▸ Task 1:
In the passage on measuring bias in self-reports and tracking, how many stages are used to approach the problem?

▸ Source passage:
— start —

Measuring Bias in Self-Reports and Tracking
Objectively, measuring bias in a tracking method itself is inherently difficult, because we know that other benchmarks (surveys) carry error too. We therefore attack the problem in three stages: First, we assess the validity of our data and method. RQ1 is hence: Can we generally support existing findings of bias in self-reports with our sample and study design? RQ2 aims at the distinction between respondents providing desktop and mobile device data: Do we find systematic differences in the bias of self-reports between both groups? Do these differences appear because of different sociodemographic makeup of the groups (which would point to a sampling issue) or not (which would be an indicator of differences in behavior)? Finally (RQ3), using simulation, we explore an example model built from the data to show how bias in exposure measurements propagates into analyses of other variables. The analyses are made possible by a particular multimethod study design, which is presented first.

— end —

▸ Task 2:
Quote the records verbatim, starting from their first line and ending after the line that contains "label-icon — [6, 217, 16, 227]".

▸ Material provided:
— start —

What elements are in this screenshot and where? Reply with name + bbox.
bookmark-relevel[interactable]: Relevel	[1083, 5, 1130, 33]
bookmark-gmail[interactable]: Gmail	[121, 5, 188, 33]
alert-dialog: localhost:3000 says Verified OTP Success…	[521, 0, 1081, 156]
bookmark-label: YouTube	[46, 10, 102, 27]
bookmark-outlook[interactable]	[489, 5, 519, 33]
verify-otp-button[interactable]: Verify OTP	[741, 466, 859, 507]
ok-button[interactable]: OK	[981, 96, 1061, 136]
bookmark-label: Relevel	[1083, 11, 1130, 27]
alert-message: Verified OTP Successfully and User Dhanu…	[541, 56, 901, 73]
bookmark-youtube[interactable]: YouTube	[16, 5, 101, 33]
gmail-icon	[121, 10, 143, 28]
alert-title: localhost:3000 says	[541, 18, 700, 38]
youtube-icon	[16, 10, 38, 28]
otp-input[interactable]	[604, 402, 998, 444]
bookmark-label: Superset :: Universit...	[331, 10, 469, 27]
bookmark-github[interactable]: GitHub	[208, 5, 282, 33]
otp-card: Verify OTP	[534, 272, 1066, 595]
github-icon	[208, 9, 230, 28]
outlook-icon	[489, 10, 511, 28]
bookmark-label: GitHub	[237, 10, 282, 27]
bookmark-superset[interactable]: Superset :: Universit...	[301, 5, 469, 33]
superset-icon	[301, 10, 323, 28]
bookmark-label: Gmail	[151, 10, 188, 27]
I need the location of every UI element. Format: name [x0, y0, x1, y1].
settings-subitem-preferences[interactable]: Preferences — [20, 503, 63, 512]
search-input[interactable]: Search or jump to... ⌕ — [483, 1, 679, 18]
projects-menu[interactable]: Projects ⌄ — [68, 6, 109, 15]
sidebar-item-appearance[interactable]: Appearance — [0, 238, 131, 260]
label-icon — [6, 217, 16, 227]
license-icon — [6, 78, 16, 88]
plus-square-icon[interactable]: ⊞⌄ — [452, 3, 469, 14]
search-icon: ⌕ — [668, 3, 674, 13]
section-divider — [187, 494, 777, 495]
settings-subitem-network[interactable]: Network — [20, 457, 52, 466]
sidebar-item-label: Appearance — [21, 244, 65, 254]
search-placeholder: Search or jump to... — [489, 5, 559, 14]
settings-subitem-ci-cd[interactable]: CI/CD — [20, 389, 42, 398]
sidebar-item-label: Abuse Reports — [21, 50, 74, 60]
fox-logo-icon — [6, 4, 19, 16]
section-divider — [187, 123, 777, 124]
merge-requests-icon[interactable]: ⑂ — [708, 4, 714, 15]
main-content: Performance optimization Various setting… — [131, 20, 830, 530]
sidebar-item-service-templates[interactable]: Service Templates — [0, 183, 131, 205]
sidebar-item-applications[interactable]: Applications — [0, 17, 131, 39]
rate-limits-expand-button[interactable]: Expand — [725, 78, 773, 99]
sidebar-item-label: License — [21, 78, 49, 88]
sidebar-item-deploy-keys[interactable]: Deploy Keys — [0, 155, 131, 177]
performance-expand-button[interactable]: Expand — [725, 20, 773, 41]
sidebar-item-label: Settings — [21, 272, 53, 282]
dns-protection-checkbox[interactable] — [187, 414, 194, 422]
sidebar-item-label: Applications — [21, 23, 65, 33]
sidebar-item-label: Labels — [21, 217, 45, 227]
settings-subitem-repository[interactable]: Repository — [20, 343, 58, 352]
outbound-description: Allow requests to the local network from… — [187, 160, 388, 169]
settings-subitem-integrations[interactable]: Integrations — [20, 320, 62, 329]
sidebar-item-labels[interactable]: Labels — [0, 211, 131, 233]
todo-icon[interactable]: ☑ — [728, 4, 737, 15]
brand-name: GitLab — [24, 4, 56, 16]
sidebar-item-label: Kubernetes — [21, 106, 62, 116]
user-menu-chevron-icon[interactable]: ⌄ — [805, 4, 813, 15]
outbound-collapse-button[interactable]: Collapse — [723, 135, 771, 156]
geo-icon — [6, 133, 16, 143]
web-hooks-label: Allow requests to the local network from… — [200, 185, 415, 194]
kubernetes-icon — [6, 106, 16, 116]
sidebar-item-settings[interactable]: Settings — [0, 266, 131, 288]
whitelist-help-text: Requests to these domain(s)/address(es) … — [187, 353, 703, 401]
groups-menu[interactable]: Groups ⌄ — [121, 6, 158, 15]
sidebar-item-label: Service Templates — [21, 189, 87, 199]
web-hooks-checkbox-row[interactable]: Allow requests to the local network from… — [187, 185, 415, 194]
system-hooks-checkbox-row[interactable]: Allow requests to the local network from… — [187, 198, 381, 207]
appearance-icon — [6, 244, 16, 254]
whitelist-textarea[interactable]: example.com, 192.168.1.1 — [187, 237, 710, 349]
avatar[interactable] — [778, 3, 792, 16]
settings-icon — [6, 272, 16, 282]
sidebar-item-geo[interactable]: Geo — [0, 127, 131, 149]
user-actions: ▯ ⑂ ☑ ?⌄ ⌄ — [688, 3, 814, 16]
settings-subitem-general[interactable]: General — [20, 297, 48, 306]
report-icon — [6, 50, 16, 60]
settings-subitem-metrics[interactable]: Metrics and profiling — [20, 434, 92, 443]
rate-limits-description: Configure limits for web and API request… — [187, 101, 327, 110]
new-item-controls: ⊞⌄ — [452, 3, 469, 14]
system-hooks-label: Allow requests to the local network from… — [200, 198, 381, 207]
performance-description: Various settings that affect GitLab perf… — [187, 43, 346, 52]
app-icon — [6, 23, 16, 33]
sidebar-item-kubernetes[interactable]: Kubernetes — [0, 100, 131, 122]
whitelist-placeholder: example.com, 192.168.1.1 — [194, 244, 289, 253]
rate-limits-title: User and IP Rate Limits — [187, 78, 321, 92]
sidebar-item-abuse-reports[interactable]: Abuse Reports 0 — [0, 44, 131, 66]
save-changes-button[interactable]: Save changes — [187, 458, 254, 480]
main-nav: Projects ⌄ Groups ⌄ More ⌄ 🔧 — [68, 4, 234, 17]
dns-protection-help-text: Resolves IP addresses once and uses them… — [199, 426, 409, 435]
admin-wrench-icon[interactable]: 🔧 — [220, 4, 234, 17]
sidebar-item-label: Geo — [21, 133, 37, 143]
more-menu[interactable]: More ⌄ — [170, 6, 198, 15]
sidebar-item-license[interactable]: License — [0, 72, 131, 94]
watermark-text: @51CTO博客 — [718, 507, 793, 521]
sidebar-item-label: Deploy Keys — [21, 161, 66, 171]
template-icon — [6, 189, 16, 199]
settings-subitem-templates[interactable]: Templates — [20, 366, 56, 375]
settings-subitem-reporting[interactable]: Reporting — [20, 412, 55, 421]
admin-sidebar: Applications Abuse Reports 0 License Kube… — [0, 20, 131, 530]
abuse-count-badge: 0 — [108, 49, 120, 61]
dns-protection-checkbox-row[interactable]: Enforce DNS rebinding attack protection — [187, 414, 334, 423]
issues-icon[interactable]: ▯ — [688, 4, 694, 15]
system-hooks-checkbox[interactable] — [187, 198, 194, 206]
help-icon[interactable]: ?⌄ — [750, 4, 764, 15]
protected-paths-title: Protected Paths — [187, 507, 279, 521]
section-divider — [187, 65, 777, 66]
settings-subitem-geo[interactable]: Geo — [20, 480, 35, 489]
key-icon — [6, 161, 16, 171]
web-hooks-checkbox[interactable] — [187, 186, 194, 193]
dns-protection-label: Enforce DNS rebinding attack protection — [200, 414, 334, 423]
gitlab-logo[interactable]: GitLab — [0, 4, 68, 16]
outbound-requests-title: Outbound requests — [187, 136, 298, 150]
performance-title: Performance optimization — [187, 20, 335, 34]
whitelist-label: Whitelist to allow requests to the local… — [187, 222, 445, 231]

— end —

▸ Exercise solution 1:
Three stages.

▸ Exercise solution 2:
What elements are in this screenshot and where? Reply with name + bbox.
bookmark-relevel[interactable]: Relevel	[1083, 5, 1130, 33]
bookmark-gmail[interactable]: Gmail	[121, 5, 188, 33]
alert-dialog: localhost:3000 says Verified OTP Success…	[521, 0, 1081, 156]
bookmark-label: YouTube	[46, 10, 102, 27]
bookmark-outlook[interactable]	[489, 5, 519, 33]
verify-otp-button[interactable]: Verify OTP	[741, 466, 859, 507]
ok-button[interactable]: OK	[981, 96, 1061, 136]
bookmark-label: Relevel	[1083, 11, 1130, 27]
alert-message: Verified OTP Successfully and User Dhanu…	[541, 56, 901, 73]
bookmark-youtube[interactable]: YouTube	[16, 5, 101, 33]
gmail-icon	[121, 10, 143, 28]
alert-title: localhost:3000 says	[541, 18, 700, 38]
youtube-icon	[16, 10, 38, 28]
otp-input[interactable]	[604, 402, 998, 444]
bookmark-label: Superset :: Universit...	[331, 10, 469, 27]
bookmark-github[interactable]: GitHub	[208, 5, 282, 33]
otp-card: Verify OTP	[534, 272, 1066, 595]
github-icon	[208, 9, 230, 28]
outlook-icon	[489, 10, 511, 28]
bookmark-label: GitHub	[237, 10, 282, 27]
bookmark-superset[interactable]: Superset :: Universit...	[301, 5, 469, 33]
superset-icon	[301, 10, 323, 28]
bookmark-label: Gmail	[151, 10, 188, 27]
I need the location of every UI element. Format: name [x0, y0, x1, y1].
settings-subitem-preferences[interactable]: Preferences — [20, 503, 63, 512]
search-input[interactable]: Search or jump to... ⌕ — [483, 1, 679, 18]
projects-menu[interactable]: Projects ⌄ — [68, 6, 109, 15]
sidebar-item-appearance[interactable]: Appearance — [0, 238, 131, 260]
label-icon — [6, 217, 16, 227]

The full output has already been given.